> **What to do**
Copy the data that follows exactly. Include no pictures.

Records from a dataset
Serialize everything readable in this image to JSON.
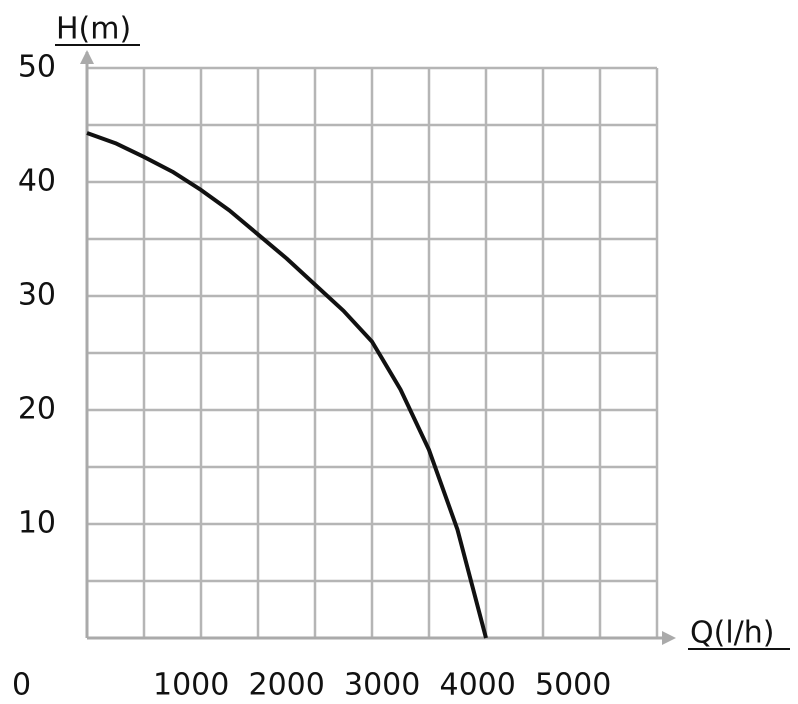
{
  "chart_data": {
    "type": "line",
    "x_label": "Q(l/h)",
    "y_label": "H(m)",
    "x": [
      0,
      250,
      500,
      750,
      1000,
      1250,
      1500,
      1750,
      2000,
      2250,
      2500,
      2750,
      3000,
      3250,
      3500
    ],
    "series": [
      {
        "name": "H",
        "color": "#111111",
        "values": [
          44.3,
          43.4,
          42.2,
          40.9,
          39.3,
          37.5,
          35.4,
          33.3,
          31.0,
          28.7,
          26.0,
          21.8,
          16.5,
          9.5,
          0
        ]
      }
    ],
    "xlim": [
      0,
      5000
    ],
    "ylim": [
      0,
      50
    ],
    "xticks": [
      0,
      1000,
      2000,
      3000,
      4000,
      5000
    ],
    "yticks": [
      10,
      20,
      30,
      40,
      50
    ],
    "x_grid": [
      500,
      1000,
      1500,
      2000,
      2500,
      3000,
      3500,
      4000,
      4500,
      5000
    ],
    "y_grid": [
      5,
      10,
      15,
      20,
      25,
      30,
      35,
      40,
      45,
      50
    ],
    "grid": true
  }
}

> **Written response**
Serialize everything readable in this image to JSON.
{
  "chart_data": {
    "type": "line",
    "x_label": "Q(l/h)",
    "y_label": "H(m)",
    "x": [
      0,
      250,
      500,
      750,
      1000,
      1250,
      1500,
      1750,
      2000,
      2250,
      2500,
      2750,
      3000,
      3250,
      3500
    ],
    "series": [
      {
        "name": "H",
        "color": "#111111",
        "values": [
          44.3,
          43.4,
          42.2,
          40.9,
          39.3,
          37.5,
          35.4,
          33.3,
          31.0,
          28.7,
          26.0,
          21.8,
          16.5,
          9.5,
          0
        ]
      }
    ],
    "xlim": [
      0,
      5000
    ],
    "ylim": [
      0,
      50
    ],
    "xticks": [
      0,
      1000,
      2000,
      3000,
      4000,
      5000
    ],
    "yticks": [
      10,
      20,
      30,
      40,
      50
    ],
    "x_grid": [
      500,
      1000,
      1500,
      2000,
      2500,
      3000,
      3500,
      4000,
      4500,
      5000
    ],
    "y_grid": [
      5,
      10,
      15,
      20,
      25,
      30,
      35,
      40,
      45,
      50
    ],
    "grid": true
  }
}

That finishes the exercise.